■ **What is required**
Which lines hold the word "name"? Copy each of them.

■ **Items**

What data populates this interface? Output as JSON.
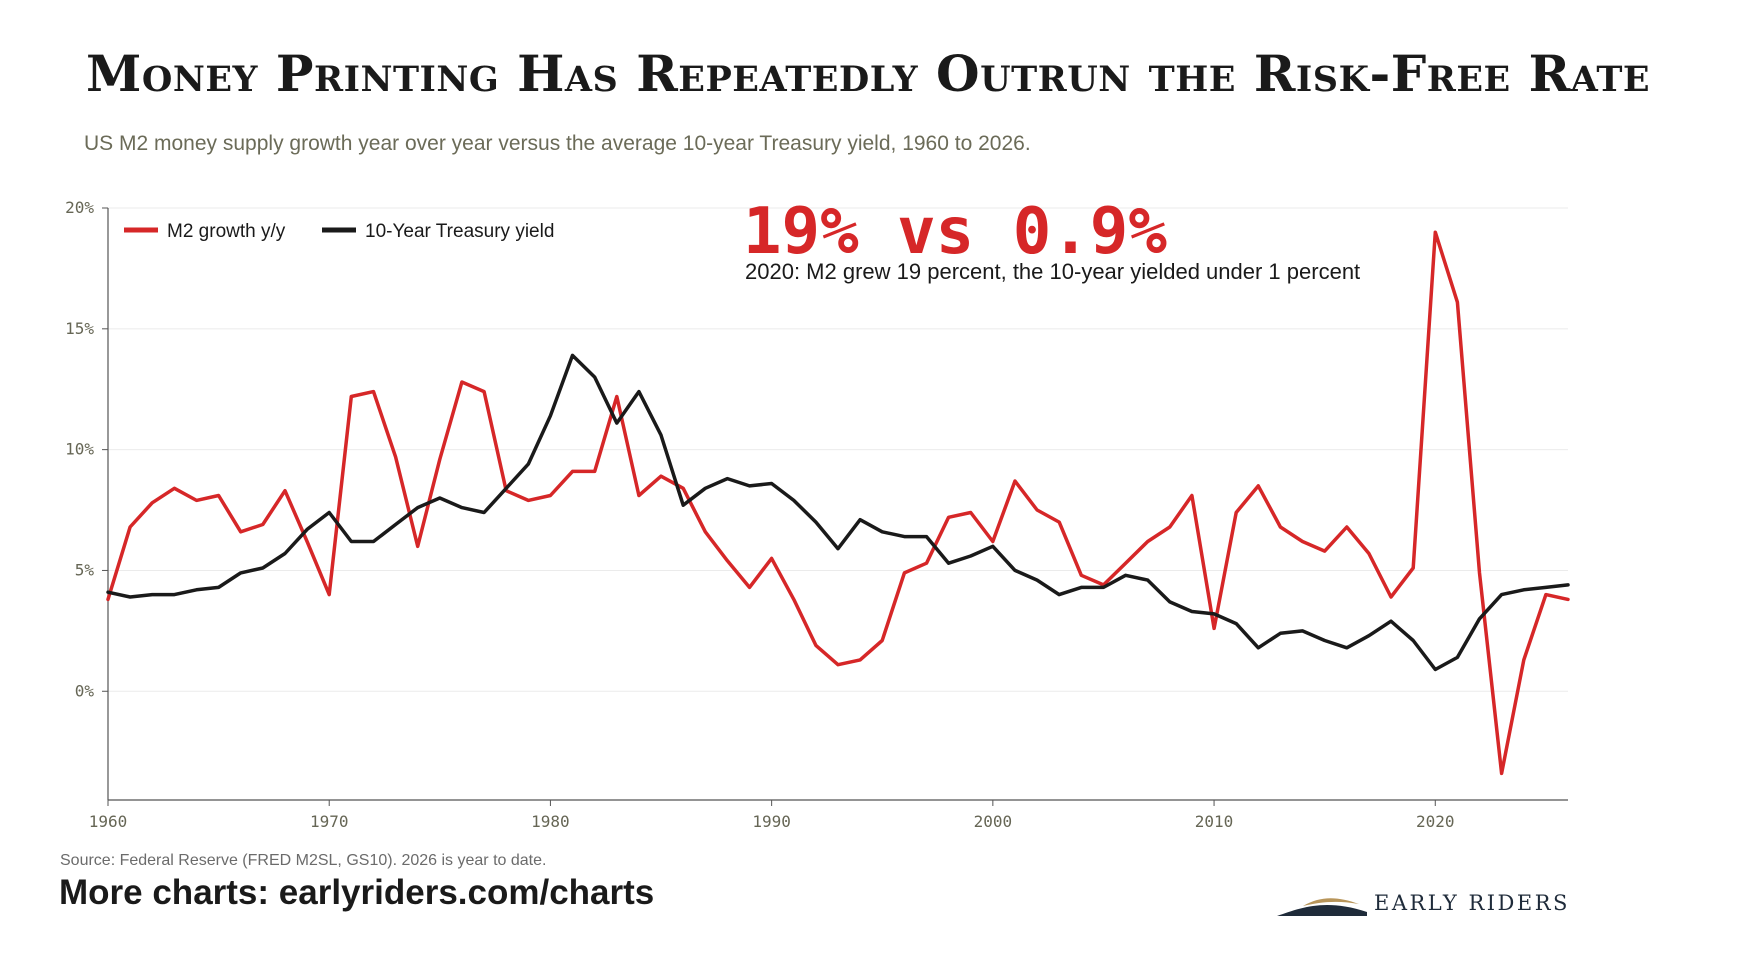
{
  "title": "Money Printing Has Repeatedly Outrun the Risk-Free Rate",
  "subtitle": "US M2 money supply growth year over year versus the average 10-year Treasury yield, 1960 to 2026.",
  "annotation": {
    "headline": "19% vs 0.9%",
    "detail": "2020: M2 grew 19 percent, the 10-year yielded under 1 percent"
  },
  "footer": {
    "source": "Source: Federal Reserve (FRED M2SL, GS10). 2026 is year to date.",
    "more": "More charts: earlyriders.com/charts",
    "logo_text": "EARLY RIDERS"
  },
  "colors": {
    "m2": "#d62728",
    "treasury": "#1a1a1a",
    "brand": "#1f2b3a",
    "brand_accent": "#b8955a"
  },
  "icons": {
    "logo": "early-riders-logo-icon"
  },
  "chart_data": {
    "type": "line",
    "x": [
      1960,
      1961,
      1962,
      1963,
      1964,
      1965,
      1966,
      1967,
      1968,
      1969,
      1970,
      1971,
      1972,
      1973,
      1974,
      1975,
      1976,
      1977,
      1978,
      1979,
      1980,
      1981,
      1982,
      1983,
      1984,
      1985,
      1986,
      1987,
      1988,
      1989,
      1990,
      1991,
      1992,
      1993,
      1994,
      1995,
      1996,
      1997,
      1998,
      1999,
      2000,
      2001,
      2002,
      2003,
      2004,
      2005,
      2006,
      2007,
      2008,
      2009,
      2010,
      2011,
      2012,
      2013,
      2014,
      2015,
      2016,
      2017,
      2018,
      2019,
      2020,
      2021,
      2022,
      2023,
      2024,
      2025,
      2026
    ],
    "xlim": [
      1960,
      2026
    ],
    "ylim": [
      -4.5,
      20
    ],
    "yticks": [
      0,
      5,
      10,
      15,
      20
    ],
    "ytick_labels": [
      "0%",
      "5%",
      "10%",
      "15%",
      "20%"
    ],
    "xticks": [
      1960,
      1970,
      1980,
      1990,
      2000,
      2010,
      2020
    ],
    "xtick_labels": [
      "1960",
      "1970",
      "1980",
      "1990",
      "2000",
      "2010",
      "2020"
    ],
    "grid": true,
    "legend_position": "top-left",
    "series": [
      {
        "name": "M2 growth y/y",
        "color": "#d62728",
        "values": [
          3.8,
          6.8,
          7.8,
          8.4,
          7.9,
          8.1,
          6.6,
          6.9,
          8.3,
          6.2,
          4.0,
          12.2,
          12.4,
          9.7,
          6.0,
          9.6,
          12.8,
          12.4,
          8.3,
          7.9,
          8.1,
          9.1,
          9.1,
          12.2,
          8.1,
          8.9,
          8.4,
          6.6,
          5.4,
          4.3,
          5.5,
          3.8,
          1.9,
          1.1,
          1.3,
          2.1,
          4.9,
          5.3,
          7.2,
          7.4,
          6.2,
          8.7,
          7.5,
          7.0,
          4.8,
          4.4,
          5.3,
          6.2,
          6.8,
          8.1,
          2.6,
          7.4,
          8.5,
          6.8,
          6.2,
          5.8,
          6.8,
          5.7,
          3.9,
          5.1,
          19.0,
          16.1,
          4.9,
          -3.4,
          1.3,
          4.0,
          3.8
        ]
      },
      {
        "name": "10-Year Treasury yield",
        "color": "#1a1a1a",
        "values": [
          4.1,
          3.9,
          4.0,
          4.0,
          4.2,
          4.3,
          4.9,
          5.1,
          5.7,
          6.7,
          7.4,
          6.2,
          6.2,
          6.9,
          7.6,
          8.0,
          7.6,
          7.4,
          8.4,
          9.4,
          11.4,
          13.9,
          13.0,
          11.1,
          12.4,
          10.6,
          7.7,
          8.4,
          8.8,
          8.5,
          8.6,
          7.9,
          7.0,
          5.9,
          7.1,
          6.6,
          6.4,
          6.4,
          5.3,
          5.6,
          6.0,
          5.0,
          4.6,
          4.0,
          4.3,
          4.3,
          4.8,
          4.6,
          3.7,
          3.3,
          3.2,
          2.8,
          1.8,
          2.4,
          2.5,
          2.1,
          1.8,
          2.3,
          2.9,
          2.1,
          0.9,
          1.4,
          3.0,
          4.0,
          4.2,
          4.3,
          4.4
        ]
      }
    ]
  }
}
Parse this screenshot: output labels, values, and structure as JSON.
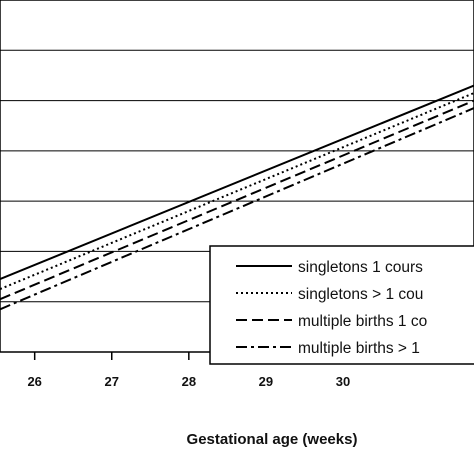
{
  "chart_data": {
    "type": "line",
    "title": "",
    "xlabel": "Gestational age (weeks)",
    "ylabel": "",
    "xlim": [
      25.55,
      31.7
    ],
    "ylim": [
      0,
      7
    ],
    "x_ticks": [
      26,
      27,
      28,
      29,
      30
    ],
    "grid": "horizontal",
    "legend_position": "lower-right",
    "series": [
      {
        "name": "singletons 1 cours",
        "style": "solid",
        "x": [
          25.55,
          31.7
        ],
        "y": [
          1.45,
          5.3
        ]
      },
      {
        "name": "singletons > 1 cou",
        "style": "dotted",
        "x": [
          25.55,
          31.7
        ],
        "y": [
          1.25,
          5.15
        ]
      },
      {
        "name": "multiple births 1 co",
        "style": "dashed",
        "x": [
          25.55,
          31.7
        ],
        "y": [
          1.05,
          5.0
        ]
      },
      {
        "name": "multiple births > 1",
        "style": "dash-dot",
        "x": [
          25.55,
          31.7
        ],
        "y": [
          0.85,
          4.85
        ]
      }
    ]
  }
}
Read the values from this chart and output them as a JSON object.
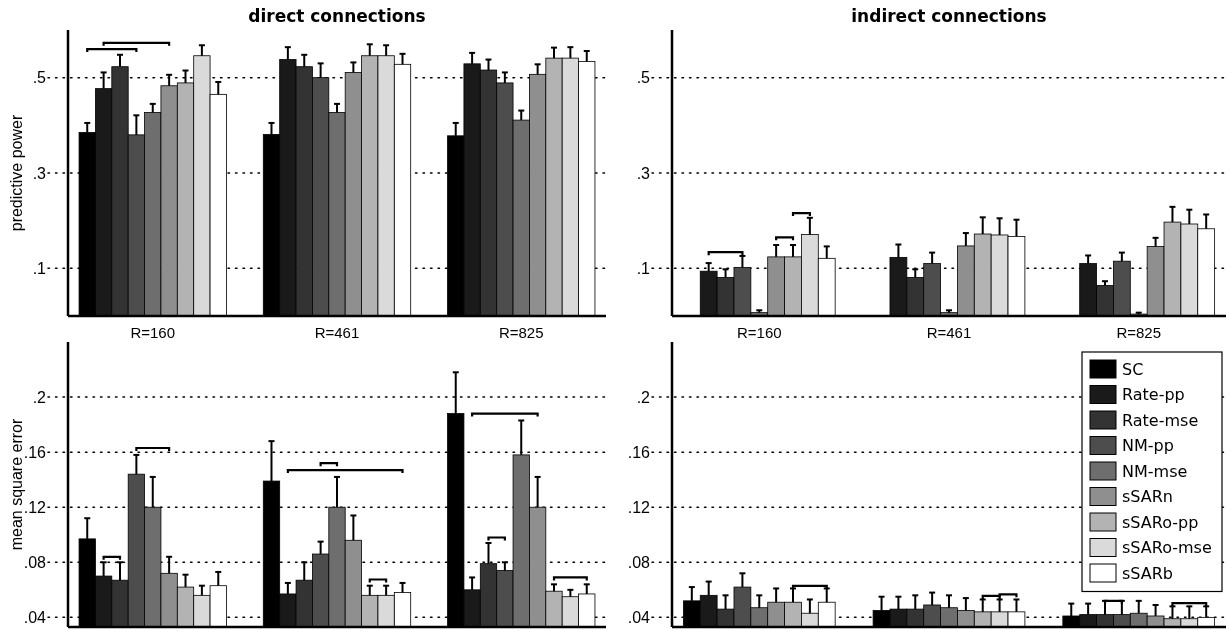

■ **The completed task**
        "name": "M2 growth y/y",
        "name": "10-Year Treasury yield",
        "name": "singletons 1 cours",
        "name": "singletons > 1 cou",
        "name": "multiple births 1 co",
        "name": "multiple births > 1",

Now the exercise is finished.